WRITTEN REQUEST:
All entries below need to be written out exactly, but without their pictures.
## BEGIN
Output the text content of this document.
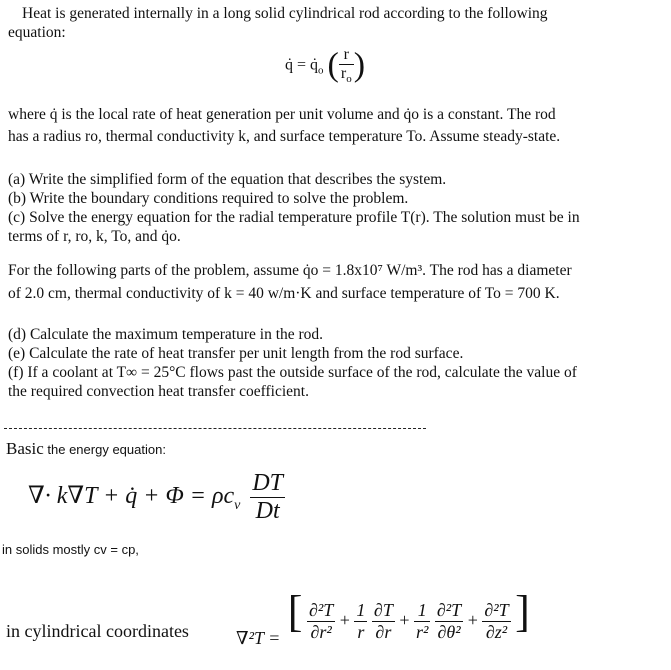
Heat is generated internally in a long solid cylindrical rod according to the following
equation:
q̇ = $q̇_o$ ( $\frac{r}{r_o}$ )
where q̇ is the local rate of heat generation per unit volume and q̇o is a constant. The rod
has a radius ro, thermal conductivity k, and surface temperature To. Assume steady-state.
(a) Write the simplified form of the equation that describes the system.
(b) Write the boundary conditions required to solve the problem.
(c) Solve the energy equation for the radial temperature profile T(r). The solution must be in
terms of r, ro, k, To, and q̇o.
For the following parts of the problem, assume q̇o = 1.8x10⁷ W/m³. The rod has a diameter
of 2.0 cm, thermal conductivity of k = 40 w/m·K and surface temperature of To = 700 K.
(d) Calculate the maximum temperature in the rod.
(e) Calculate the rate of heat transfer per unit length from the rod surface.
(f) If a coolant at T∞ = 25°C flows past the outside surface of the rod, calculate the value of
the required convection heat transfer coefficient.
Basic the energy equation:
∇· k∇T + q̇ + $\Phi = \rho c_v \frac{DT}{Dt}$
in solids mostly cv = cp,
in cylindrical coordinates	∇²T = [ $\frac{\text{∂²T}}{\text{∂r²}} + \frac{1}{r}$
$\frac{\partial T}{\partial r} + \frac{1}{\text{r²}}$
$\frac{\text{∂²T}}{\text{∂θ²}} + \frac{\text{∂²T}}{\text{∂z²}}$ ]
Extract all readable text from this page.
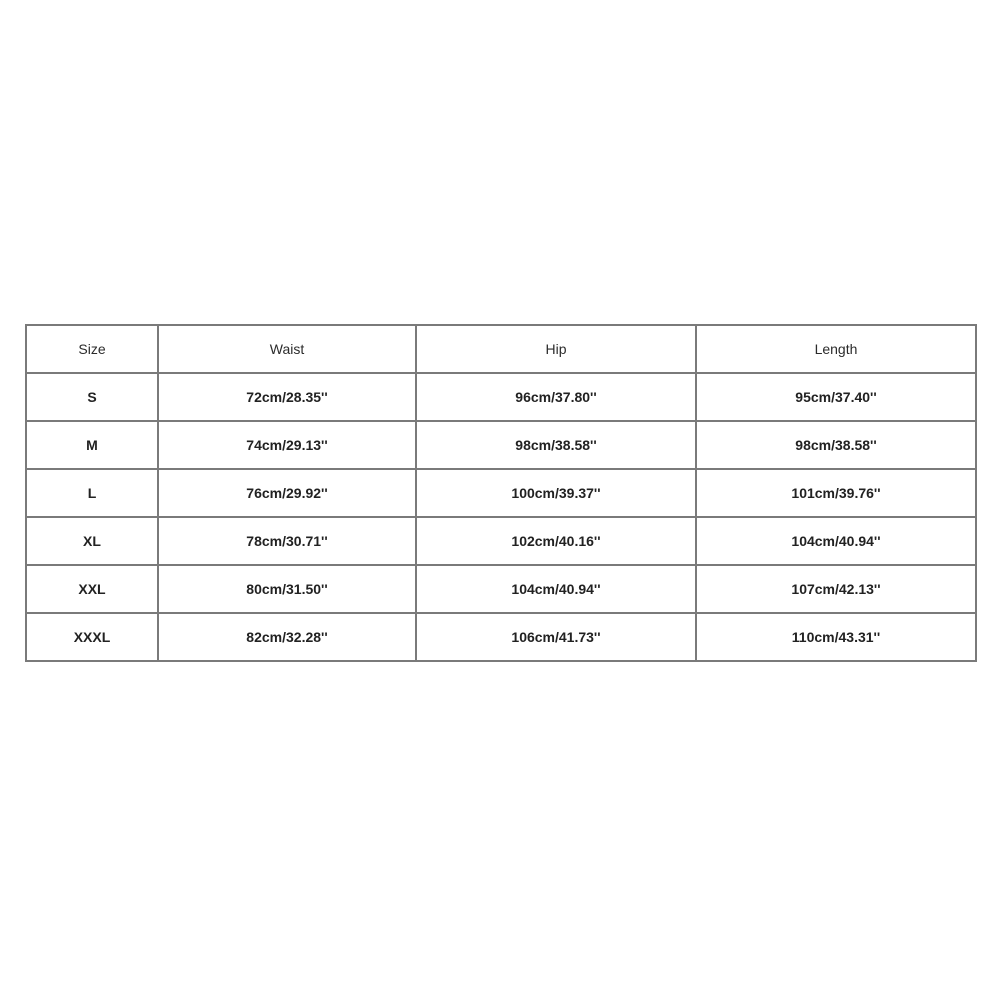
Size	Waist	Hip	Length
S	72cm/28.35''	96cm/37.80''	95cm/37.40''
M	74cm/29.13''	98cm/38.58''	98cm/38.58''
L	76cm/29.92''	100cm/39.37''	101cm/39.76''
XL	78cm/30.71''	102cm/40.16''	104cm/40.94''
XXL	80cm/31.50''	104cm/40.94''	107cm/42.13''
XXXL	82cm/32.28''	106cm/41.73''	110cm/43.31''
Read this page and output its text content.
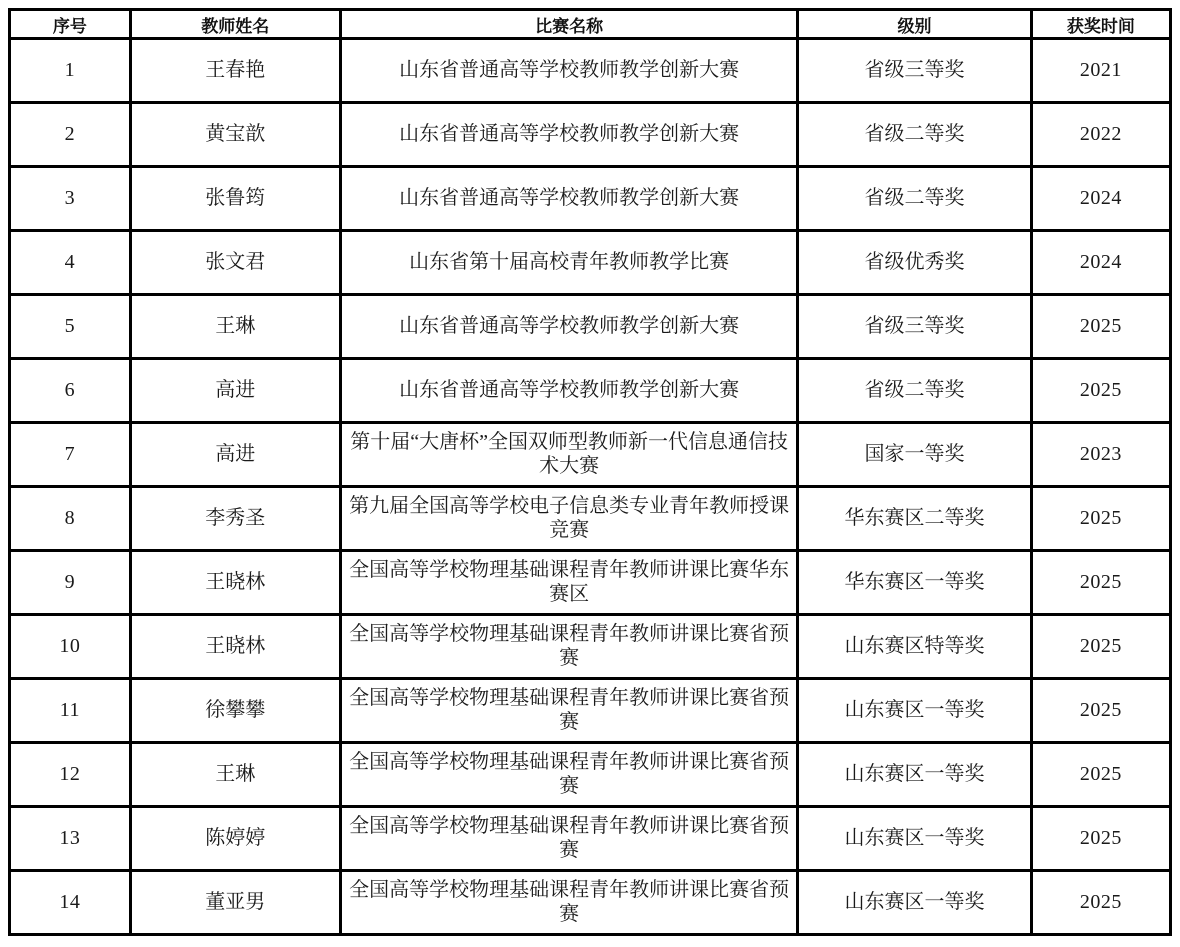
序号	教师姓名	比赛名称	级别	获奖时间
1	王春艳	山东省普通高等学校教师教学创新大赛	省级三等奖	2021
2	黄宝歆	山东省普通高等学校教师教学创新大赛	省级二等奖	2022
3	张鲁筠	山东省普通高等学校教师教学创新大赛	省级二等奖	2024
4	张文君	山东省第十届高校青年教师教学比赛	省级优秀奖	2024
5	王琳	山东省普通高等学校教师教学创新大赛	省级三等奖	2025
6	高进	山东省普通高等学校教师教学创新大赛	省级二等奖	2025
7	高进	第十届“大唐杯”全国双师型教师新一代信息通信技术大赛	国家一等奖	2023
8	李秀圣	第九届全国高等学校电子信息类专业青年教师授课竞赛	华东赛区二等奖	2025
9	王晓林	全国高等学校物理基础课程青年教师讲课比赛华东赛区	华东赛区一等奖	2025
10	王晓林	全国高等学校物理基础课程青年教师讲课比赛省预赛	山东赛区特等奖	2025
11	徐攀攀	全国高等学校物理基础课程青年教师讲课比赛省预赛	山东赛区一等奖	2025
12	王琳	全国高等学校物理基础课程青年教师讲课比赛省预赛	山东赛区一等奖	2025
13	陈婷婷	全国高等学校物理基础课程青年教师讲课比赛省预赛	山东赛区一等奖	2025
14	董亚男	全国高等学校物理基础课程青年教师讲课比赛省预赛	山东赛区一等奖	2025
## END
THE OUTPUT:
Output the text content of this document.
Heat is generated internally in a long solid cylindrical rod according to the following
equation:
q̇ = $q̇_o$ ( $\frac{r}{r_o}$ )
where q̇ is the local rate of heat generation per unit volume and q̇o is a constant. The rod
has a radius ro, thermal conductivity k, and surface temperature To. Assume steady-state.
(a) Write the simplified form of the equation that describes the system.
(b) Write the boundary conditions required to solve the problem.
(c) Solve the energy equation for the radial temperature profile T(r). The solution must be in
terms of r, ro, k, To, and q̇o.
For the following parts of the problem, assume q̇o = 1.8x10⁷ W/m³. The rod has a diameter
of 2.0 cm, thermal conductivity of k = 40 w/m·K and surface temperature of To = 700 K.
(d) Calculate the maximum temperature in the rod.
(e) Calculate the rate of heat transfer per unit length from the rod surface.
(f) If a coolant at T∞ = 25°C flows past the outside surface of the rod, calculate the value of
the required convection heat transfer coefficient.
Basic the energy equation:
∇· k∇T + q̇ + $\Phi = \rho c_v \frac{DT}{Dt}$
in solids mostly cv = cp,
in cylindrical coordinates	∇²T = [ $\frac{\text{∂²T}}{\text{∂r²}} + \frac{1}{r}$
$\frac{\partial T}{\partial r} + \frac{1}{\text{r²}}$
$\frac{\text{∂²T}}{\text{∂θ²}} + \frac{\text{∂²T}}{\text{∂z²}}$ ]
Extract all readable text from this page.
Size	Waist	Hip	Length
S	72cm/28.35''	96cm/37.80''	95cm/37.40''
M	74cm/29.13''	98cm/38.58''	98cm/38.58''
L	76cm/29.92''	100cm/39.37''	101cm/39.76''
XL	78cm/30.71''	102cm/40.16''	104cm/40.94''
XXL	80cm/31.50''	104cm/40.94''	107cm/42.13''
XXXL	82cm/32.28''	106cm/41.73''	110cm/43.31''
Read this page and output its text content.
序号	教师姓名	比赛名称	级别	获奖时间
1	王春艳	山东省普通高等学校教师教学创新大赛	省级三等奖	2021
2	黄宝歆	山东省普通高等学校教师教学创新大赛	省级二等奖	2022
3	张鲁筠	山东省普通高等学校教师教学创新大赛	省级二等奖	2024
4	张文君	山东省第十届高校青年教师教学比赛	省级优秀奖	2024
5	王琳	山东省普通高等学校教师教学创新大赛	省级三等奖	2025
6	高进	山东省普通高等学校教师教学创新大赛	省级二等奖	2025
7	高进	第十届“大唐杯”全国双师型教师新一代信息通信技术大赛	国家一等奖	2023
8	李秀圣	第九届全国高等学校电子信息类专业青年教师授课竞赛	华东赛区二等奖	2025
9	王晓林	全国高等学校物理基础课程青年教师讲课比赛华东赛区	华东赛区一等奖	2025
10	王晓林	全国高等学校物理基础课程青年教师讲课比赛省预赛	山东赛区特等奖	2025
11	徐攀攀	全国高等学校物理基础课程青年教师讲课比赛省预赛	山东赛区一等奖	2025
12	王琳	全国高等学校物理基础课程青年教师讲课比赛省预赛	山东赛区一等奖	2025
13	陈婷婷	全国高等学校物理基础课程青年教师讲课比赛省预赛	山东赛区一等奖	2025
14	董亚男	全国高等学校物理基础课程青年教师讲课比赛省预赛	山东赛区一等奖	2025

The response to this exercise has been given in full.